Raw records:

::::

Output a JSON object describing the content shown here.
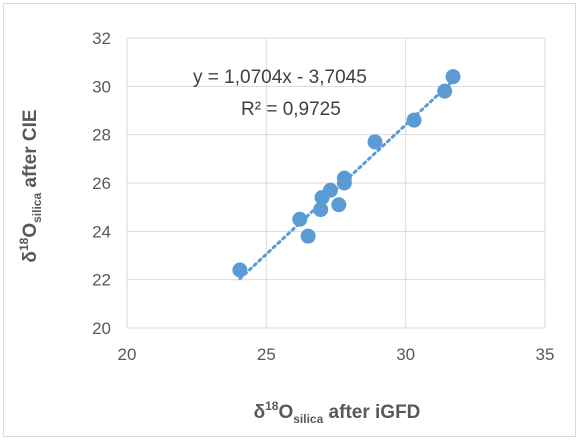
{
  "chart_data": {
    "type": "scatter",
    "title": "",
    "xlabel": {
      "prefix": "δ",
      "sup": "18",
      "main": "O",
      "sub": "silica",
      "suffix": " after iGFD"
    },
    "ylabel": {
      "prefix": "δ",
      "sup": "18",
      "main": "O",
      "sub": "silica",
      "suffix": " after CIE"
    },
    "xlim": [
      20,
      35
    ],
    "ylim": [
      20,
      32
    ],
    "xticks": [
      "20",
      "25",
      "30",
      "35"
    ],
    "yticks": [
      "20",
      "22",
      "24",
      "26",
      "28",
      "30",
      "32"
    ],
    "grid": {
      "x": true,
      "y": true
    },
    "legend": "none",
    "marker_color": "#5b9bd5",
    "series": [
      {
        "points": [
          {
            "x": 24.05,
            "y": 22.4
          },
          {
            "x": 26.2,
            "y": 24.5
          },
          {
            "x": 26.5,
            "y": 23.8
          },
          {
            "x": 26.95,
            "y": 24.9
          },
          {
            "x": 27.0,
            "y": 25.4
          },
          {
            "x": 27.3,
            "y": 25.7
          },
          {
            "x": 27.6,
            "y": 25.1
          },
          {
            "x": 27.8,
            "y": 26.2
          },
          {
            "x": 27.8,
            "y": 26.0
          },
          {
            "x": 28.9,
            "y": 27.7
          },
          {
            "x": 30.3,
            "y": 28.6
          },
          {
            "x": 31.4,
            "y": 29.8
          },
          {
            "x": 31.7,
            "y": 30.4
          }
        ]
      }
    ],
    "trendline": {
      "type": "linear",
      "style": "dotted",
      "slope": 1.0704,
      "intercept": -3.7045,
      "x_range": [
        24.05,
        31.7
      ],
      "equation_label": "y = 1,0704x - 3,7045",
      "r2_label": "R² = 0,9725"
    }
  }
}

::::

Generate a word-for-word copy of the preceding records, excluding all pictures.

## FULL OUTPUT
Output a JSON object describing the content shown here.
{
  "chart_data": {
    "type": "scatter",
    "title": "",
    "xlabel": {
      "prefix": "δ",
      "sup": "18",
      "main": "O",
      "sub": "silica",
      "suffix": " after iGFD"
    },
    "ylabel": {
      "prefix": "δ",
      "sup": "18",
      "main": "O",
      "sub": "silica",
      "suffix": " after CIE"
    },
    "xlim": [
      20,
      35
    ],
    "ylim": [
      20,
      32
    ],
    "xticks": [
      "20",
      "25",
      "30",
      "35"
    ],
    "yticks": [
      "20",
      "22",
      "24",
      "26",
      "28",
      "30",
      "32"
    ],
    "grid": {
      "x": true,
      "y": true
    },
    "legend": "none",
    "marker_color": "#5b9bd5",
    "series": [
      {
        "points": [
          {
            "x": 24.05,
            "y": 22.4
          },
          {
            "x": 26.2,
            "y": 24.5
          },
          {
            "x": 26.5,
            "y": 23.8
          },
          {
            "x": 26.95,
            "y": 24.9
          },
          {
            "x": 27.0,
            "y": 25.4
          },
          {
            "x": 27.3,
            "y": 25.7
          },
          {
            "x": 27.6,
            "y": 25.1
          },
          {
            "x": 27.8,
            "y": 26.2
          },
          {
            "x": 27.8,
            "y": 26.0
          },
          {
            "x": 28.9,
            "y": 27.7
          },
          {
            "x": 30.3,
            "y": 28.6
          },
          {
            "x": 31.4,
            "y": 29.8
          },
          {
            "x": 31.7,
            "y": 30.4
          }
        ]
      }
    ],
    "trendline": {
      "type": "linear",
      "style": "dotted",
      "slope": 1.0704,
      "intercept": -3.7045,
      "x_range": [
        24.05,
        31.7
      ],
      "equation_label": "y = 1,0704x - 3,7045",
      "r2_label": "R² = 0,9725"
    }
  }
}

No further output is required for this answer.